» Selection:
(begin)
I just remember it being such a good story and how "The Lion, Witch, and the Wardrobe" has Christian symbolism so did this book. But what I also remembered was the golden thread. Every time I read the Red Thread proverb I think of the golden thread mentioned in this book. So I had to get this book for Ashton for a multitude of reasons.
I can't believe that the original book I owned got lost over the years. I still have some of my favorites, such as "Anne of Green Gables" and a few others. In fact, my husband and I collect beautifully illustrated books, such as an 1890 copy of "The Three Musketeers".
Regardless, I've searched on and off before, but last night it was gnawing at me. I couldn't sleep and I had to find it. I tried searching the book title with different years, and with illustrated after it. Nothing came up. Finally, I gave up and emailed my mother as a possible lifeline, hoping just maybe she had it. She didn't. I knew better, but had to try.
So I tried again this morning... which didn't make sense. But I did. And a book came up with no photo of it with a description saying it had colored photos and black and white photos... as well as the name of the illustrator. I thought, maybe... but what are my chances. So I typed her name with the title of the book and a few versions of the cover popped up along with several places from amazon and others to order from.
I got so excited!! I just ordered it today and hope to get it sometime next week. I can't wait to re-read it again and see all the illustrations and relive a bit of my childhood.
Of course I can't wait to share it with Ashton!
For those of you not familiar with the book, it was published in 1872 by George MacDonald, who was a Scottish author, poet, and Christian minister. He is known for inspiring authors like J. R. R. Tolkien and C. S. Lewis.
The summary of the book is about an 8-year-old girl, Princess Irene, who befriends a boy name Curdie and meets her grandmother (who gives her the gold thread). There are goblins that live under the castle, underground, and want to start a war with the humans. Together they must save the kingdom.
I hear there is a sequel to the book called "The Princess and Curdie", but I never read it.
Also, there was a cartoon based on the book, years back. It should be available on DVD. But I suggest reading the book first. I'm sure there are many great versions out there, but I personally only wanted the one I grew up with and am so happy to have found it.
I hope many of you check out this book, because if I remember correctly, it was a great fairytale with great messages.
(end)
» Stored records:
(begin)
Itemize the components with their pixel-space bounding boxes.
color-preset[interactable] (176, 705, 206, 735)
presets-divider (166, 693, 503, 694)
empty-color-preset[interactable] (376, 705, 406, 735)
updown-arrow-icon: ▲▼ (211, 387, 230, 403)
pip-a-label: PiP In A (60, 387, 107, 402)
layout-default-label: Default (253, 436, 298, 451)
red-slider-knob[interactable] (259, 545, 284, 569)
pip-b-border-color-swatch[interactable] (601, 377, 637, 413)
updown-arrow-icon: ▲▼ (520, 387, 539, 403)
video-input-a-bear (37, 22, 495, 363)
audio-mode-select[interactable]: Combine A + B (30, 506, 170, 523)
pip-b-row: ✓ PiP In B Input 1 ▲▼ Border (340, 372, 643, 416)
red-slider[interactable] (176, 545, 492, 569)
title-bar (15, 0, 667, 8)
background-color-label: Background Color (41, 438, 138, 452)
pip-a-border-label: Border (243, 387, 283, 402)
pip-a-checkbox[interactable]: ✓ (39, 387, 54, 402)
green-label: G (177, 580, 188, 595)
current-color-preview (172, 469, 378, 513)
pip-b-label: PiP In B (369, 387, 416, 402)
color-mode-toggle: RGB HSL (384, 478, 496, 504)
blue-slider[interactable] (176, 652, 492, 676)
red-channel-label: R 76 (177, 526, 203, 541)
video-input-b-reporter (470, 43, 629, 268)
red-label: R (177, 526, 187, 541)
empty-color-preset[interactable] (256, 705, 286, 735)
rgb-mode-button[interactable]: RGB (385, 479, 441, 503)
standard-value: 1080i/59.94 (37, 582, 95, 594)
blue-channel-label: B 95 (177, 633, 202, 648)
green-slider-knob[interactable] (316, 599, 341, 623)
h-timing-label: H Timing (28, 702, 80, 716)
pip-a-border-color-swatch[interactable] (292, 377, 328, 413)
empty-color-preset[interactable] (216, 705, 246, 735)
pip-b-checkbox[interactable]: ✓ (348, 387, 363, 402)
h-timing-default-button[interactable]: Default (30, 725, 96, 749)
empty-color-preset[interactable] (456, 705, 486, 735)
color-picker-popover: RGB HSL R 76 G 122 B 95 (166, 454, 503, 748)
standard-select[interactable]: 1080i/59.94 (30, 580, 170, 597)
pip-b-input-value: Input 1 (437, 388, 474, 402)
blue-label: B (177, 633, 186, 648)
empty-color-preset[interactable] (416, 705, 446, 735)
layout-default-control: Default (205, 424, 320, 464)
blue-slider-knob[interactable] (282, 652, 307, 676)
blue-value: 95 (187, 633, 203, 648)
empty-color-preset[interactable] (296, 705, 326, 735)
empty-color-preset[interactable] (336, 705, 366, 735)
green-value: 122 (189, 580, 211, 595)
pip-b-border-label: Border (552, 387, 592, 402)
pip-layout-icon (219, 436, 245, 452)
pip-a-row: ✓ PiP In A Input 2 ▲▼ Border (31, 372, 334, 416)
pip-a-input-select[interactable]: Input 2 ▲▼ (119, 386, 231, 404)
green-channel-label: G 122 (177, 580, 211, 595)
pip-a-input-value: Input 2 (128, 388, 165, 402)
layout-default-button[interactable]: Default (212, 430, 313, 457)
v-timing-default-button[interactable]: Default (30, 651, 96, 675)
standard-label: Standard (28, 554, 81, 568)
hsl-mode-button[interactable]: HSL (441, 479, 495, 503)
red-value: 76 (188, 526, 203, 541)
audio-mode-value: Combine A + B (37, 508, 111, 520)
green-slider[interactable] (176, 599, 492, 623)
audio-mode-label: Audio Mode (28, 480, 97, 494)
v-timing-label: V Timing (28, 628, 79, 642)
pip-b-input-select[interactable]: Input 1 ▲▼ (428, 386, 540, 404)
(end)
» Requests:
1. In the blog post, who gives Princess Irene the gold thread?
2. Copy the blog post from "For those of" to "never read it.".

» Answer set:
1. Her grandmother.

2.
For those of you not familiar with the book, it was published in 1872 by George MacDonald, who was a Scottish author, poet, and Christian minister. He is known for inspiring authors like J. R. R. Tolkien and C. S. Lewis.
The summary of the book is about an 8-year-old girl, Princess Irene, who befriends a boy name Curdie and meets her grandmother (who gives her the gold thread). There are goblins that live under the castle, underground, and want to start a war with the humans. Together they must save the kingdom.
I hear there is a sequel to the book called "The Princess and Curdie", but I never read it.